* Exercise instructions *
Filter the lines below, copying only those with the string "content".

* Listing *

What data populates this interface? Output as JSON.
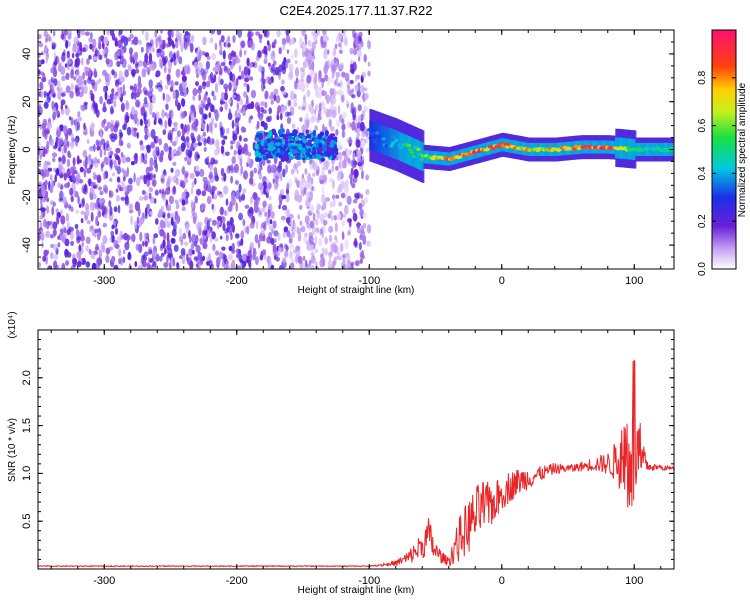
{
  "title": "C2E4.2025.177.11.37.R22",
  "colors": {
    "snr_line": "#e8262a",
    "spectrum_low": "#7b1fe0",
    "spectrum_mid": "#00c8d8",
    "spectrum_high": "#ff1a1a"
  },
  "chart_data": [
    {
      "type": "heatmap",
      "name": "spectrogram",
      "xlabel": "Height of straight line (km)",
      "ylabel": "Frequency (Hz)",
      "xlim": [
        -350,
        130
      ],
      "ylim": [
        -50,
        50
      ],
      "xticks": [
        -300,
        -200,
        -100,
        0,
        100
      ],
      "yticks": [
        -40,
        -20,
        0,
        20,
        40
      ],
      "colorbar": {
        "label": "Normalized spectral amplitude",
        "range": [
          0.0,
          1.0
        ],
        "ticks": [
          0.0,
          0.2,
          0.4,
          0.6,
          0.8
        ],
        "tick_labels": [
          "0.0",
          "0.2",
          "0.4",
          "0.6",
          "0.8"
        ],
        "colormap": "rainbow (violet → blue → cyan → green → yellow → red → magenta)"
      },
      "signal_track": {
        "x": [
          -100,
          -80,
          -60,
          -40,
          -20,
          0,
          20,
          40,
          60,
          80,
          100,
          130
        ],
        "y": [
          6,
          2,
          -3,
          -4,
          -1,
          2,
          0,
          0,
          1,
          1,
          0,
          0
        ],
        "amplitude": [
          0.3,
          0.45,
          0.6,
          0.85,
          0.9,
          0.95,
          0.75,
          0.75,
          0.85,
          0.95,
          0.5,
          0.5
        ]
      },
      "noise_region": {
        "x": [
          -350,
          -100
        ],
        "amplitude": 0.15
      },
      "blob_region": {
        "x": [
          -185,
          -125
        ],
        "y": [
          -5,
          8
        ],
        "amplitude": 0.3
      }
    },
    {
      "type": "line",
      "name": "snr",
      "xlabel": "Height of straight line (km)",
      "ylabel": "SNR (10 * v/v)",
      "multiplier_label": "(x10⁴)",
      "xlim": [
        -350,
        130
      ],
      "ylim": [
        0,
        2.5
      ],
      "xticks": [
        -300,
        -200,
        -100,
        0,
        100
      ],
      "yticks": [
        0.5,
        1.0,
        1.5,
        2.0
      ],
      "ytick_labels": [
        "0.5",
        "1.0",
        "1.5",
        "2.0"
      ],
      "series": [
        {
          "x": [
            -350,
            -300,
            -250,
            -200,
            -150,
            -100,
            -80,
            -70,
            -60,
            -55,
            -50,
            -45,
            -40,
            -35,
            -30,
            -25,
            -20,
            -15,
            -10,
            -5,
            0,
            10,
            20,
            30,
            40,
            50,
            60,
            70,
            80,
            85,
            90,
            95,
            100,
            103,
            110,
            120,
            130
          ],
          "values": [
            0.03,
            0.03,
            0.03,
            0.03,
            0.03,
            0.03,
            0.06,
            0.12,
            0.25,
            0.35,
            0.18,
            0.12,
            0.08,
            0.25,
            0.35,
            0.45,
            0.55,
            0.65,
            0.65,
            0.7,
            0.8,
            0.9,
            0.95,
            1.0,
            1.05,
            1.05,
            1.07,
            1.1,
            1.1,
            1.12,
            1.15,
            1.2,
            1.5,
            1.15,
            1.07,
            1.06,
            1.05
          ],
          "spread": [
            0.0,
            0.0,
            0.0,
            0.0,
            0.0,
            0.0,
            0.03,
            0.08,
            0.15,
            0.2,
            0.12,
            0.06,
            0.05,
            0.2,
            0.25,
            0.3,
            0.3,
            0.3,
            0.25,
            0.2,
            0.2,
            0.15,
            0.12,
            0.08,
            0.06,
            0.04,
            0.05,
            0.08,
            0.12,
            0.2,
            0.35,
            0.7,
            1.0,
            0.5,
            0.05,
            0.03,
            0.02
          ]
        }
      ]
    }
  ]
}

---

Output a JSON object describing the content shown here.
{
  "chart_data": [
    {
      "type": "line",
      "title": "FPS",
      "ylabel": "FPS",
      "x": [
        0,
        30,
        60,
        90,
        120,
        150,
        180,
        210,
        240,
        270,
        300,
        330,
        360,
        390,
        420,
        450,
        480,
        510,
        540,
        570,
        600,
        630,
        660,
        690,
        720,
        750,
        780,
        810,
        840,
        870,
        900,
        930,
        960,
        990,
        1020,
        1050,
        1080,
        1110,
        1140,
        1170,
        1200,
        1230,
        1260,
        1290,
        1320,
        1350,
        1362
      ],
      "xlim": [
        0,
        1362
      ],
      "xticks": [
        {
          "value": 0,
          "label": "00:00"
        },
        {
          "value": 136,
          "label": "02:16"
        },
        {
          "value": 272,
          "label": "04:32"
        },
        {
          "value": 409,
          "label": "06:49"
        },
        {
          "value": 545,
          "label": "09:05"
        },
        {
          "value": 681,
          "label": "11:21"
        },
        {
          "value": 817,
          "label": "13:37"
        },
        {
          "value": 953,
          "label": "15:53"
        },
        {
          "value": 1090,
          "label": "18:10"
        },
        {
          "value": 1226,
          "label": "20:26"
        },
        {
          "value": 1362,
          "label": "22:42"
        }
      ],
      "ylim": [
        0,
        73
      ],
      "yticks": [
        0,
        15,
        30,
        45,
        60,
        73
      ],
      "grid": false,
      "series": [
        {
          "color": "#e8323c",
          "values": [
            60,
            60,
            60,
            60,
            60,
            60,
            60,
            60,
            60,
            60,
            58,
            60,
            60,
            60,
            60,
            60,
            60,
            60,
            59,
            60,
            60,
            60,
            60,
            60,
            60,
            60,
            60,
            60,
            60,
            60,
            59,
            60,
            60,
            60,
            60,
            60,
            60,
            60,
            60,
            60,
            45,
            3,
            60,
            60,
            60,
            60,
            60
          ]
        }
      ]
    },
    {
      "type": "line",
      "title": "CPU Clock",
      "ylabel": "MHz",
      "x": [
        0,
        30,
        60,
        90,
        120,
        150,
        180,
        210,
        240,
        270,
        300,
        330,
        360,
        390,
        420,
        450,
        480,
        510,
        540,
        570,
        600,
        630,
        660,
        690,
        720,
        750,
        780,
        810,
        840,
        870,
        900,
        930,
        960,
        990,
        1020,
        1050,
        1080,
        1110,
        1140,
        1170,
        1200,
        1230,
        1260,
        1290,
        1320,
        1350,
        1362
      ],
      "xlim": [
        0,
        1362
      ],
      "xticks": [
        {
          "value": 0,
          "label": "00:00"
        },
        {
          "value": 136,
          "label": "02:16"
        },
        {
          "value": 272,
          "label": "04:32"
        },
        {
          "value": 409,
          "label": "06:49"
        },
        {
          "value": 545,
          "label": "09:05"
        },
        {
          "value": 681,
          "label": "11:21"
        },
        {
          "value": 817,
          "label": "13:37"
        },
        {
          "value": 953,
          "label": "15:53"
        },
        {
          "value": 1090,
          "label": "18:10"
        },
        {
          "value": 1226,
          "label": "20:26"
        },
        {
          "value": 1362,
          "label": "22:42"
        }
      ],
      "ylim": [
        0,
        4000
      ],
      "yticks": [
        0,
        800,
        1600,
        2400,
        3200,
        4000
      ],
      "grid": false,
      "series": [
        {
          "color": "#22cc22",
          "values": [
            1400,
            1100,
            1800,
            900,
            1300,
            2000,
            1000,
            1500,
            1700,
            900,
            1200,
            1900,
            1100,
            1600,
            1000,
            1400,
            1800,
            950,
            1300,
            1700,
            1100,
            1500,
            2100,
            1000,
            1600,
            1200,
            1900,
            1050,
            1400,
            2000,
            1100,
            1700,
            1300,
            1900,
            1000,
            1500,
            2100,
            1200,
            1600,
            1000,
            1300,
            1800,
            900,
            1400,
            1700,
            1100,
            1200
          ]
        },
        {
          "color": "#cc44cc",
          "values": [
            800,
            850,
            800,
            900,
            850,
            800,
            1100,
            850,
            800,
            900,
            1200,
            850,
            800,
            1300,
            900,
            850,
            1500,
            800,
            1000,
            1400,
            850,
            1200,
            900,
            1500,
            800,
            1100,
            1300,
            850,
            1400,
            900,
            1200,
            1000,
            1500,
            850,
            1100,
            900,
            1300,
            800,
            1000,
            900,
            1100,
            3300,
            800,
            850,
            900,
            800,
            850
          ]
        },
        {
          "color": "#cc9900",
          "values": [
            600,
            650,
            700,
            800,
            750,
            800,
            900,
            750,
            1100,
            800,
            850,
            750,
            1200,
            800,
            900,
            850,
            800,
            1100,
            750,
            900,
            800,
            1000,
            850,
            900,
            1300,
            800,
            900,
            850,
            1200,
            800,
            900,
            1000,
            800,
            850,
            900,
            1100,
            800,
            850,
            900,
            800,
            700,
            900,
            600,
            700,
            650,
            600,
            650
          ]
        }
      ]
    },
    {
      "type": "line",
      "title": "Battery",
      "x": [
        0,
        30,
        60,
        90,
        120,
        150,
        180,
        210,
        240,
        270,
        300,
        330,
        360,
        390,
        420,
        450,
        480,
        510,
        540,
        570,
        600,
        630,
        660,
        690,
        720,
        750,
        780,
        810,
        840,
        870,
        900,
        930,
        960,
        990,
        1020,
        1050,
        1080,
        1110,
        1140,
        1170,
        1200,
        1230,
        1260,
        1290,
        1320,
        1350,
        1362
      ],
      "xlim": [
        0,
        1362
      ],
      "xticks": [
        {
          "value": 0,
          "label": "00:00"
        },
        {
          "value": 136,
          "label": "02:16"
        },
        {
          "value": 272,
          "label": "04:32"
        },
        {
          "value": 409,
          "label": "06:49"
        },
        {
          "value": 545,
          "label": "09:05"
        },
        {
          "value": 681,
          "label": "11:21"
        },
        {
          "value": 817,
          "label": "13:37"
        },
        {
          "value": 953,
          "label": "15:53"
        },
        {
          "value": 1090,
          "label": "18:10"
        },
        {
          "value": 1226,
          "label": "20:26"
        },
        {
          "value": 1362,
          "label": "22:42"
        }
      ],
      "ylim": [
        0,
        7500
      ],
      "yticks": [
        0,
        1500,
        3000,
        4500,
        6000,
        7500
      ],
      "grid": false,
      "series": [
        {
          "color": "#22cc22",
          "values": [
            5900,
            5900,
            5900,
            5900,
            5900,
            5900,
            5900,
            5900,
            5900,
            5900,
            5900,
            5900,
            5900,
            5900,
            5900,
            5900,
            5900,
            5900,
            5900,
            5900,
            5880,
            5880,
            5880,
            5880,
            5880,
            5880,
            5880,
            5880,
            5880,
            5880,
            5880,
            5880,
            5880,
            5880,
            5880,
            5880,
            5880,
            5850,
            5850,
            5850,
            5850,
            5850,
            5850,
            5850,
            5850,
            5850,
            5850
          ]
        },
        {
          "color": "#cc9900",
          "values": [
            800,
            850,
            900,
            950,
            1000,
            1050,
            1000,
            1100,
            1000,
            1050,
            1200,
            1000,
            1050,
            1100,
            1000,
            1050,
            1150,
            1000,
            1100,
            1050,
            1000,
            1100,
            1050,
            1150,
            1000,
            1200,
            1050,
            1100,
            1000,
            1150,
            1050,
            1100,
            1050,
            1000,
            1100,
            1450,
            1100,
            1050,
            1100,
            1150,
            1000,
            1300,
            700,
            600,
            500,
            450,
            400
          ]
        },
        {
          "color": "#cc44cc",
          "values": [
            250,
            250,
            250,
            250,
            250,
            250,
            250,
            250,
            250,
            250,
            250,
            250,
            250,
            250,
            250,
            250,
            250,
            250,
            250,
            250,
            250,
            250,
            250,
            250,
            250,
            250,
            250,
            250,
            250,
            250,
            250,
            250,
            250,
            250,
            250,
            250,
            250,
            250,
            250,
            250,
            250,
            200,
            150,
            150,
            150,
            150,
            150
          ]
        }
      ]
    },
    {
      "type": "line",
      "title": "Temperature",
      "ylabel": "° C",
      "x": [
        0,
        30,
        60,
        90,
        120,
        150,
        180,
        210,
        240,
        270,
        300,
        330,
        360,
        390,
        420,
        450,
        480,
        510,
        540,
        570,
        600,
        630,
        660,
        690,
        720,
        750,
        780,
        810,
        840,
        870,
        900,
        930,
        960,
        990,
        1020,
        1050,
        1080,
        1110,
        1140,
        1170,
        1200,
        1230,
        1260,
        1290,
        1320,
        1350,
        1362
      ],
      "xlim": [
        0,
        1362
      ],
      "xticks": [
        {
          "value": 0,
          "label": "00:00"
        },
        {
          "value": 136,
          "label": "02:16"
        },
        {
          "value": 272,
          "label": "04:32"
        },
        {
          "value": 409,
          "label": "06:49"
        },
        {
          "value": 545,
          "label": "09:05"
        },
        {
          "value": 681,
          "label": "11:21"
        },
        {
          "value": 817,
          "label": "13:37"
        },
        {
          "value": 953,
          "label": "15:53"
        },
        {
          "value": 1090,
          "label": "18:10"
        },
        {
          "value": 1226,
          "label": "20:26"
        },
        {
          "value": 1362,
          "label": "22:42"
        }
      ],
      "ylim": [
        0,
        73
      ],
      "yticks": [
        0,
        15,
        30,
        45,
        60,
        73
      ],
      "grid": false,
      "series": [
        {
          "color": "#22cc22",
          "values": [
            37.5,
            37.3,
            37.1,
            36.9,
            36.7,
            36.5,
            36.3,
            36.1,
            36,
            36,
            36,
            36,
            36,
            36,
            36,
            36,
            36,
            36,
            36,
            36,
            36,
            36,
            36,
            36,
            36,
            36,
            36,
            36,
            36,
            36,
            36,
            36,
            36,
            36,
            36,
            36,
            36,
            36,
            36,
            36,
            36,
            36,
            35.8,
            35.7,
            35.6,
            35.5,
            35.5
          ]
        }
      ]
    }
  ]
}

* * *

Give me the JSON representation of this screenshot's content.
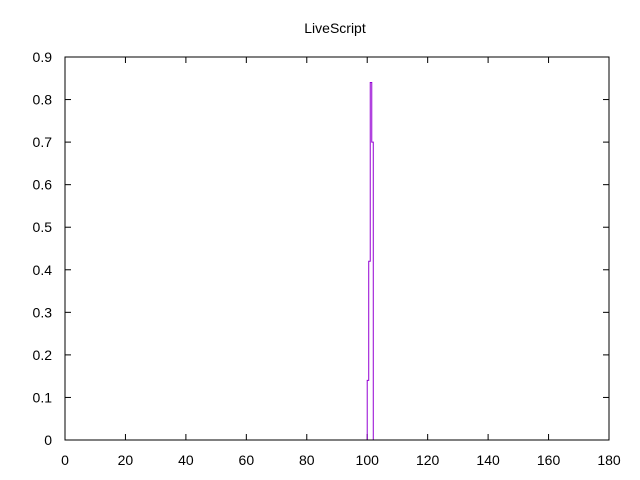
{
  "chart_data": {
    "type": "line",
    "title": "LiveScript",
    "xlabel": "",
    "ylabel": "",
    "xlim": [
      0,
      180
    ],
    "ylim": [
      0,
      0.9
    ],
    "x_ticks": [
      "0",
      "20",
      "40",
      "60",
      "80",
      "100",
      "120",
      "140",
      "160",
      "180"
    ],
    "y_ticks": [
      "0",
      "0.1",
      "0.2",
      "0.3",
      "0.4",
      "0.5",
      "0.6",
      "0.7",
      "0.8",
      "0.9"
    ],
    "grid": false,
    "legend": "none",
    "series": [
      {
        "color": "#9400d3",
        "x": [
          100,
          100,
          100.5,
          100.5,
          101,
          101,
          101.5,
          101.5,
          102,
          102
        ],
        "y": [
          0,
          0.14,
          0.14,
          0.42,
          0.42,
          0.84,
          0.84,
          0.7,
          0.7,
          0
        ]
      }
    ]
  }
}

* Task solution *
Output a JSON object describing the content shown here.
Give me the JSON representation of this screenshot's content.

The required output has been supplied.